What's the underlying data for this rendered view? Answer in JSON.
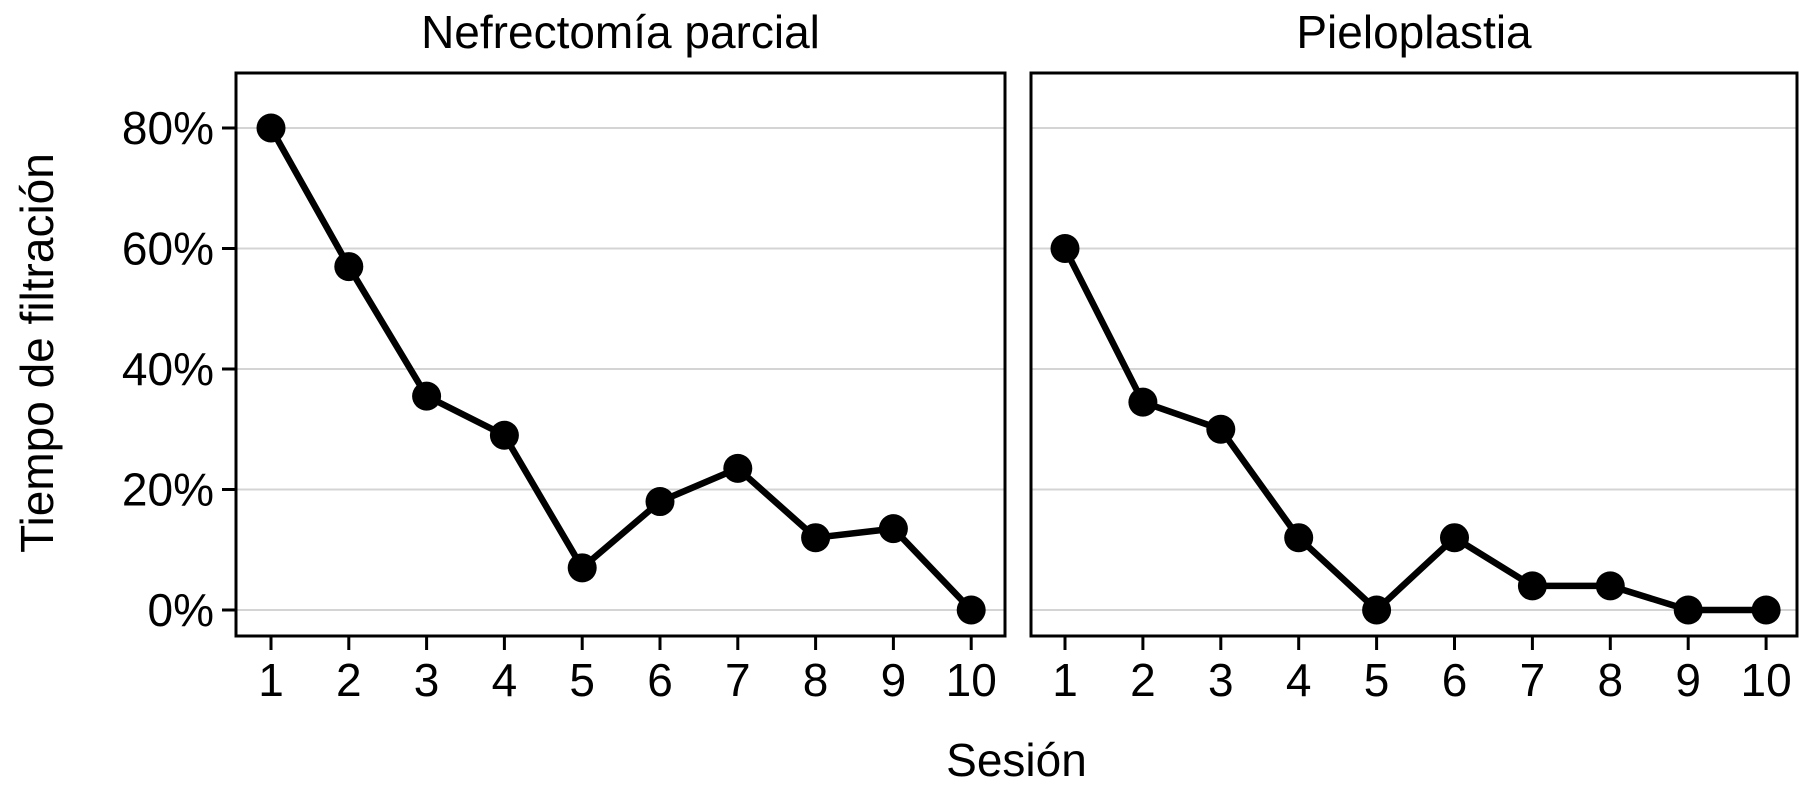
{
  "figure": {
    "background_color": "#ffffff",
    "text_color": "#000000",
    "grid_color": "#d4d4d4",
    "border_color": "#000000",
    "line_color": "#000000",
    "marker_color": "#000000"
  },
  "chart_data": {
    "type": "line",
    "xlabel": "Sesión",
    "ylabel": "Tiempo de filtración",
    "x": [
      1,
      2,
      3,
      4,
      5,
      6,
      7,
      8,
      9,
      10
    ],
    "x_tick_labels": [
      "1",
      "2",
      "3",
      "4",
      "5",
      "6",
      "7",
      "8",
      "9",
      "10"
    ],
    "y_ticks": [
      0,
      20,
      40,
      60,
      80
    ],
    "y_tick_labels": [
      "0%",
      "20%",
      "40%",
      "60%",
      "80%"
    ],
    "ylim": [
      -4.3,
      89.1
    ],
    "grid": "horizontal",
    "legend": "none",
    "facets": [
      {
        "title": "Nefrectomía parcial",
        "series": [
          {
            "name": "Tiempo de filtración",
            "values": [
              80,
              57,
              35.5,
              29,
              7,
              18,
              23.5,
              12,
              13.5,
              0
            ]
          }
        ]
      },
      {
        "title": "Pieloplastia",
        "series": [
          {
            "name": "Tiempo de filtración",
            "values": [
              60,
              34.5,
              30,
              12,
              0,
              12,
              4,
              4,
              0,
              0
            ]
          }
        ]
      }
    ]
  }
}
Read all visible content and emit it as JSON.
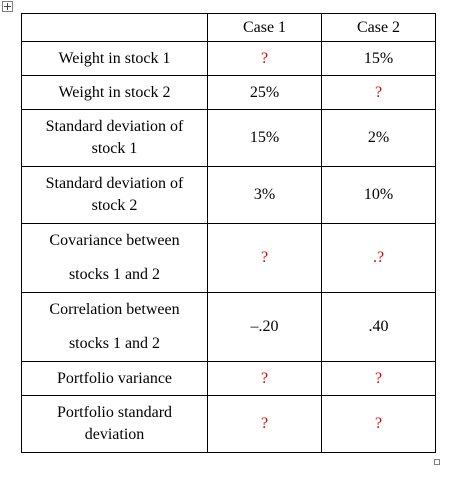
{
  "table": {
    "headers": [
      "",
      "Case 1",
      "Case 2"
    ],
    "rows": [
      {
        "label": [
          "Weight in stock 1"
        ],
        "case1": "?",
        "case2": "15%"
      },
      {
        "label": [
          "Weight in stock 2"
        ],
        "case1": "25%",
        "case2": "?"
      },
      {
        "label": [
          "Standard deviation of",
          "stock 1"
        ],
        "case1": "15%",
        "case2": "2%"
      },
      {
        "label": [
          "Standard deviation of",
          "stock 2"
        ],
        "case1": "3%",
        "case2": "10%"
      },
      {
        "label": [
          "Covariance between",
          "stocks 1 and 2"
        ],
        "case1": "?",
        "case2": ".?"
      },
      {
        "label": [
          "Correlation between",
          "stocks 1 and 2"
        ],
        "case1": "–.20",
        "case2": ".40"
      },
      {
        "label": [
          "Portfolio variance"
        ],
        "case1": "?",
        "case2": "?"
      },
      {
        "label": [
          "Portfolio standard",
          "deviation"
        ],
        "case1": "?",
        "case2": "?"
      }
    ]
  },
  "colors": {
    "question_mark": "#e00000",
    "text": "#000000",
    "border": "#000000"
  }
}
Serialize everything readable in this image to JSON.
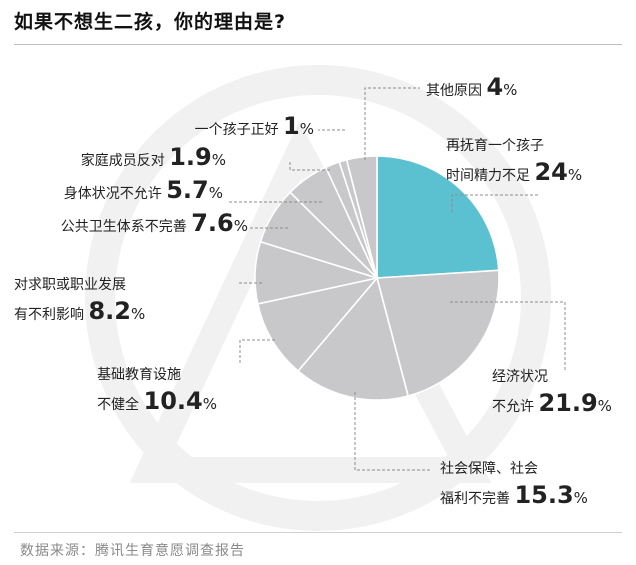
{
  "title": "如果不想生二孩，你的理由是?",
  "source": "数据来源：腾讯生育意愿调查报告",
  "chart_data": {
    "type": "pie",
    "title": "如果不想生二孩，你的理由是?",
    "unit": "%",
    "highlight_color": "#5bc0d0",
    "slice_color": "#c8c8ca",
    "slices": [
      {
        "label_lines": [
          "再抚育一个孩子",
          "时间精力不足"
        ],
        "num": "24",
        "value": 24
      },
      {
        "label_lines": [
          "经济状况",
          "不允许"
        ],
        "num": "21.9",
        "value": 21.9
      },
      {
        "label_lines": [
          "社会保障、社会",
          "福利不完善"
        ],
        "num": "15.3",
        "value": 15.3
      },
      {
        "label_lines": [
          "基础教育设施",
          "不健全"
        ],
        "num": "10.4",
        "value": 10.4
      },
      {
        "label_lines": [
          "对求职或职业发展",
          "有不利影响"
        ],
        "num": "8.2",
        "value": 8.2
      },
      {
        "label_lines": [
          "公共卫生体系不完善"
        ],
        "num": "7.6",
        "value": 7.6
      },
      {
        "label_lines": [
          "身体状况不允许"
        ],
        "num": "5.7",
        "value": 5.7
      },
      {
        "label_lines": [
          "家庭成员反对"
        ],
        "num": "1.9",
        "value": 1.9
      },
      {
        "label_lines": [
          "一个孩子正好"
        ],
        "num": "1",
        "value": 1
      },
      {
        "label_lines": [
          "其他原因"
        ],
        "num": "4",
        "value": 4
      }
    ]
  }
}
------
▶ **Task**: Repeat the records above exactly, omitting every picture.

▶ **Result of the exercise**:
What's the underlying data for this rendered view? Answer in JSON.
{
  "figure": {
    "background_color": "#ffffff",
    "text_color": "#000000",
    "grid_color": "#d4d4d4",
    "border_color": "#000000",
    "line_color": "#000000",
    "marker_color": "#000000"
  },
  "chart_data": {
    "type": "line",
    "xlabel": "Sesión",
    "ylabel": "Tiempo de filtración",
    "x": [
      1,
      2,
      3,
      4,
      5,
      6,
      7,
      8,
      9,
      10
    ],
    "x_tick_labels": [
      "1",
      "2",
      "3",
      "4",
      "5",
      "6",
      "7",
      "8",
      "9",
      "10"
    ],
    "y_ticks": [
      0,
      20,
      40,
      60,
      80
    ],
    "y_tick_labels": [
      "0%",
      "20%",
      "40%",
      "60%",
      "80%"
    ],
    "ylim": [
      -4.3,
      89.1
    ],
    "grid": "horizontal",
    "legend": "none",
    "facets": [
      {
        "title": "Nefrectomía parcial",
        "series": [
          {
            "name": "Tiempo de filtración",
            "values": [
              80,
              57,
              35.5,
              29,
              7,
              18,
              23.5,
              12,
              13.5,
              0
            ]
          }
        ]
      },
      {
        "title": "Pieloplastia",
        "series": [
          {
            "name": "Tiempo de filtración",
            "values": [
              60,
              34.5,
              30,
              12,
              0,
              12,
              4,
              4,
              0,
              0
            ]
          }
        ]
      }
    ]
  }
}
Read all visible content and emit it as JSON.
{
  "table": {
    "headers": [
      "",
      "Case 1",
      "Case 2"
    ],
    "rows": [
      {
        "label": [
          "Weight in stock 1"
        ],
        "case1": "?",
        "case2": "15%"
      },
      {
        "label": [
          "Weight in stock 2"
        ],
        "case1": "25%",
        "case2": "?"
      },
      {
        "label": [
          "Standard deviation of",
          "stock 1"
        ],
        "case1": "15%",
        "case2": "2%"
      },
      {
        "label": [
          "Standard deviation of",
          "stock 2"
        ],
        "case1": "3%",
        "case2": "10%"
      },
      {
        "label": [
          "Covariance between",
          "stocks 1 and 2"
        ],
        "case1": "?",
        "case2": ".?"
      },
      {
        "label": [
          "Correlation between",
          "stocks 1 and 2"
        ],
        "case1": "–.20",
        "case2": ".40"
      },
      {
        "label": [
          "Portfolio variance"
        ],
        "case1": "?",
        "case2": "?"
      },
      {
        "label": [
          "Portfolio standard",
          "deviation"
        ],
        "case1": "?",
        "case2": "?"
      }
    ]
  },
  "colors": {
    "question_mark": "#e00000",
    "text": "#000000",
    "border": "#000000"
  }
}
Serialize everything readable in this image to JSON.
{
  "title": "如果不想生二孩，你的理由是?",
  "source": "数据来源：腾讯生育意愿调查报告",
  "chart_data": {
    "type": "pie",
    "title": "如果不想生二孩，你的理由是?",
    "unit": "%",
    "highlight_color": "#5bc0d0",
    "slice_color": "#c8c8ca",
    "slices": [
      {
        "label_lines": [
          "再抚育一个孩子",
          "时间精力不足"
        ],
        "num": "24",
        "value": 24
      },
      {
        "label_lines": [
          "经济状况",
          "不允许"
        ],
        "num": "21.9",
        "value": 21.9
      },
      {
        "label_lines": [
          "社会保障、社会",
          "福利不完善"
        ],
        "num": "15.3",
        "value": 15.3
      },
      {
        "label_lines": [
          "基础教育设施",
          "不健全"
        ],
        "num": "10.4",
        "value": 10.4
      },
      {
        "label_lines": [
          "对求职或职业发展",
          "有不利影响"
        ],
        "num": "8.2",
        "value": 8.2
      },
      {
        "label_lines": [
          "公共卫生体系不完善"
        ],
        "num": "7.6",
        "value": 7.6
      },
      {
        "label_lines": [
          "身体状况不允许"
        ],
        "num": "5.7",
        "value": 5.7
      },
      {
        "label_lines": [
          "家庭成员反对"
        ],
        "num": "1.9",
        "value": 1.9
      },
      {
        "label_lines": [
          "一个孩子正好"
        ],
        "num": "1",
        "value": 1
      },
      {
        "label_lines": [
          "其他原因"
        ],
        "num": "4",
        "value": 4
      }
    ]
  }
}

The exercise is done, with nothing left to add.